THE PROBLEM. Read the lines that follow and pick out every one containing the word "this".

[Source records]
============
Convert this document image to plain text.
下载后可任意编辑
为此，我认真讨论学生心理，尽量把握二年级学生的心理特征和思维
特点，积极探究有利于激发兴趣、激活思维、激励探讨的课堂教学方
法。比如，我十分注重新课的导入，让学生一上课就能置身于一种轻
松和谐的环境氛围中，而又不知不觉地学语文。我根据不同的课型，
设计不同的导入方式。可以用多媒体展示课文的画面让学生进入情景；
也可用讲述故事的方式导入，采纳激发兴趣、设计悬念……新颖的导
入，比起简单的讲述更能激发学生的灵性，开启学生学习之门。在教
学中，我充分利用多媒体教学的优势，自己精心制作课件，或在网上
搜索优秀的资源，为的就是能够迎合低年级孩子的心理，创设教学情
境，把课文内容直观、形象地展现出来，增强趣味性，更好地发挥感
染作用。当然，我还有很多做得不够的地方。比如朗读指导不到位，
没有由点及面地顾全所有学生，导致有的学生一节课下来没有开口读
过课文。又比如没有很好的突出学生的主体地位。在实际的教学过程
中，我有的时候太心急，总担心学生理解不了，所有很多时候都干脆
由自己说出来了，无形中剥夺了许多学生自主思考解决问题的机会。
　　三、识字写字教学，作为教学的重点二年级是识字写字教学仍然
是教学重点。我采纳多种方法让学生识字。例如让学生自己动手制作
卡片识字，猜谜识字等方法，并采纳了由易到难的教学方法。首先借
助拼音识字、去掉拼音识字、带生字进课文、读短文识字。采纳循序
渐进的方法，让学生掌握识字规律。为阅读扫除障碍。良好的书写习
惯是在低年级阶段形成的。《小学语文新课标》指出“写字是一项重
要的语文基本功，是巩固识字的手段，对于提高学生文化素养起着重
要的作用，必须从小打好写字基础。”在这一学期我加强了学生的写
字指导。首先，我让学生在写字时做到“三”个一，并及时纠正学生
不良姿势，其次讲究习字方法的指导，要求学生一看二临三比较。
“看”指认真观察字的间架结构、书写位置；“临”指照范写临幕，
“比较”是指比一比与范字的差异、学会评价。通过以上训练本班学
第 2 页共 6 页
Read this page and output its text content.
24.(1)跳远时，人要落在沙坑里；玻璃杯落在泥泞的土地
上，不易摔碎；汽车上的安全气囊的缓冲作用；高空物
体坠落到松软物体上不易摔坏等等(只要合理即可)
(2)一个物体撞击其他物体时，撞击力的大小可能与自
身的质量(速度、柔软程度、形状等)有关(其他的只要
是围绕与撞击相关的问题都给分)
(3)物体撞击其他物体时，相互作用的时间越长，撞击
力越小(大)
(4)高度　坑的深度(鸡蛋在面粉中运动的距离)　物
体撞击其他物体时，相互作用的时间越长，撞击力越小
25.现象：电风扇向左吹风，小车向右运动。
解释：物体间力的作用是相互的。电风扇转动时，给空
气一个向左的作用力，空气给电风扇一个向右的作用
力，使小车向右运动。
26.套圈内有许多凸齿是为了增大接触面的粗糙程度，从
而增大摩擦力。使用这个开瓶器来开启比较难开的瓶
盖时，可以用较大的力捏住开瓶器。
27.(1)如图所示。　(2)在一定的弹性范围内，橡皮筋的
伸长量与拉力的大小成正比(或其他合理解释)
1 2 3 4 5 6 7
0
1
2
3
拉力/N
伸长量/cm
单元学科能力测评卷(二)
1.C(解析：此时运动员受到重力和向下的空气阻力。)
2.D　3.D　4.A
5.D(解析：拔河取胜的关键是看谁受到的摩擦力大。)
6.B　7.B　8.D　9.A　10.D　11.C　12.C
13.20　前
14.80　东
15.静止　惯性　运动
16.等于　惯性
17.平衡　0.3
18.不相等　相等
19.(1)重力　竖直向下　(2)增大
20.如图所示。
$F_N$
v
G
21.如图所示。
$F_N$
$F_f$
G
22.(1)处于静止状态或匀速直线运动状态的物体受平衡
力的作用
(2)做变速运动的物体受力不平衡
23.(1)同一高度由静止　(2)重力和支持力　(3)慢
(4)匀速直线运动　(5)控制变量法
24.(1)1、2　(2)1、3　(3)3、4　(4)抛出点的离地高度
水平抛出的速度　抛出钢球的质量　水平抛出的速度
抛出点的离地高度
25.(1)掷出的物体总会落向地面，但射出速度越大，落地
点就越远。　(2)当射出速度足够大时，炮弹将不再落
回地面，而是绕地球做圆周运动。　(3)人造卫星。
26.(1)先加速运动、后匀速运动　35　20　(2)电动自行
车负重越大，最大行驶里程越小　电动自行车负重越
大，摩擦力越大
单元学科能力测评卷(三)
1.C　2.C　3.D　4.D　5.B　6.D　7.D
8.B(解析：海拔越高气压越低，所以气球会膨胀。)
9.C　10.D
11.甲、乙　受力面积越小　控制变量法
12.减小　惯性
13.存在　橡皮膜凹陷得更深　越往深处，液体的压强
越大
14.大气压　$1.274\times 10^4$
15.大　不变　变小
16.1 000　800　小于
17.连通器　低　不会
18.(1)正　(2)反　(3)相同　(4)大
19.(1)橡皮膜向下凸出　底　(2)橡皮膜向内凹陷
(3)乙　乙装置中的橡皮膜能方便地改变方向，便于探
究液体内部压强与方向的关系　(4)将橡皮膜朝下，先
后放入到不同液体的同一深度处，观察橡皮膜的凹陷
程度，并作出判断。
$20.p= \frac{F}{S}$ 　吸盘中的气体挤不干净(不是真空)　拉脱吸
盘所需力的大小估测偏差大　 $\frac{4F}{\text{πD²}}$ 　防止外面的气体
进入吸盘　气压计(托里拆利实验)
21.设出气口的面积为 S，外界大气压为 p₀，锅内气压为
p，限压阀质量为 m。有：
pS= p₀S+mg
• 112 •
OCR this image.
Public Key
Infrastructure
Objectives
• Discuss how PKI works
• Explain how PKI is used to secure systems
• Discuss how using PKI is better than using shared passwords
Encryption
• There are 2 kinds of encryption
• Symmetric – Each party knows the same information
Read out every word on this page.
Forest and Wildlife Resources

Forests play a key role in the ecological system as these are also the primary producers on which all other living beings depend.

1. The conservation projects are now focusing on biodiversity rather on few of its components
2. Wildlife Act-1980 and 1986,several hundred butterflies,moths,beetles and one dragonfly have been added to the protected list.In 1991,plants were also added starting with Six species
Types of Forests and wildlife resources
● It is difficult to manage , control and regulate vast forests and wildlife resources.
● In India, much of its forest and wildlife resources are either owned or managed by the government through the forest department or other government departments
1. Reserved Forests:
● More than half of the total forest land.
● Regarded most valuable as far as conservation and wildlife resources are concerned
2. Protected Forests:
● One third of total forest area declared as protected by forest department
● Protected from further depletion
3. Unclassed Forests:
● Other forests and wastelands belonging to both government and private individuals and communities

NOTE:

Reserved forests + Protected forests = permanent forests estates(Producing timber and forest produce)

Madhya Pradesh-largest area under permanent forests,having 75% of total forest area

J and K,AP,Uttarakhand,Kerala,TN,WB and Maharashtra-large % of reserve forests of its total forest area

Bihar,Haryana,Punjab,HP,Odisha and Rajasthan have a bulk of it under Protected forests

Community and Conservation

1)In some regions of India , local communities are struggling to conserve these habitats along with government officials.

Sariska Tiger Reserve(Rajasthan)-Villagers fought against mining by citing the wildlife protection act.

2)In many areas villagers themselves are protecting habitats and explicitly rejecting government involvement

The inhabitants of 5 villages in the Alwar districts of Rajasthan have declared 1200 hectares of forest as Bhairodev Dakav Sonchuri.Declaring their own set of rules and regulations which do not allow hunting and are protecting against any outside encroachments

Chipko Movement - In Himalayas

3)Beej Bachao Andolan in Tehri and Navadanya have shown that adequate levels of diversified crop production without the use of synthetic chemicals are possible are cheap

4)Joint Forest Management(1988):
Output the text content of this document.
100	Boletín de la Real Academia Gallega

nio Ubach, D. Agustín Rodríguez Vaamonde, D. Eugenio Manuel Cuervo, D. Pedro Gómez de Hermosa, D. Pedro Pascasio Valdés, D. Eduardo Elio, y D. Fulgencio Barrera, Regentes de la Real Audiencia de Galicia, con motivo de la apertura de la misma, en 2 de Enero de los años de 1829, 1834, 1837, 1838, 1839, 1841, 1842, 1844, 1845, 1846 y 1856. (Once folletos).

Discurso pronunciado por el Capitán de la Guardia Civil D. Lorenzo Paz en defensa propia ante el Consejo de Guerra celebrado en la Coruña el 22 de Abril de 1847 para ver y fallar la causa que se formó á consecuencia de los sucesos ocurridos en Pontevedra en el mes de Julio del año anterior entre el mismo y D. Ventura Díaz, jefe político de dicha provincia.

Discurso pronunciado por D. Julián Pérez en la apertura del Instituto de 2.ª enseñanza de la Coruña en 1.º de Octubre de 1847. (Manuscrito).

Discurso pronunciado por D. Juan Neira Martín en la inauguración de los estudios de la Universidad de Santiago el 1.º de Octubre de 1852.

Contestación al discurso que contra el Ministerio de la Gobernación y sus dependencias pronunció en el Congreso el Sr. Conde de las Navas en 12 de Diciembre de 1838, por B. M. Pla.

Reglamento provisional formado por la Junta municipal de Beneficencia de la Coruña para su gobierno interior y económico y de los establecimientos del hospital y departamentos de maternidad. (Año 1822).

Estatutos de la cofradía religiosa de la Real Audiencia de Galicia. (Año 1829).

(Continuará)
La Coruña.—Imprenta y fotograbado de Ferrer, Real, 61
============
FULL OUTPUT.
Convert this document image to plain text.
Read this page and output its text content.
OCR this image.
Read out every word on this page.
Output the text content of this document.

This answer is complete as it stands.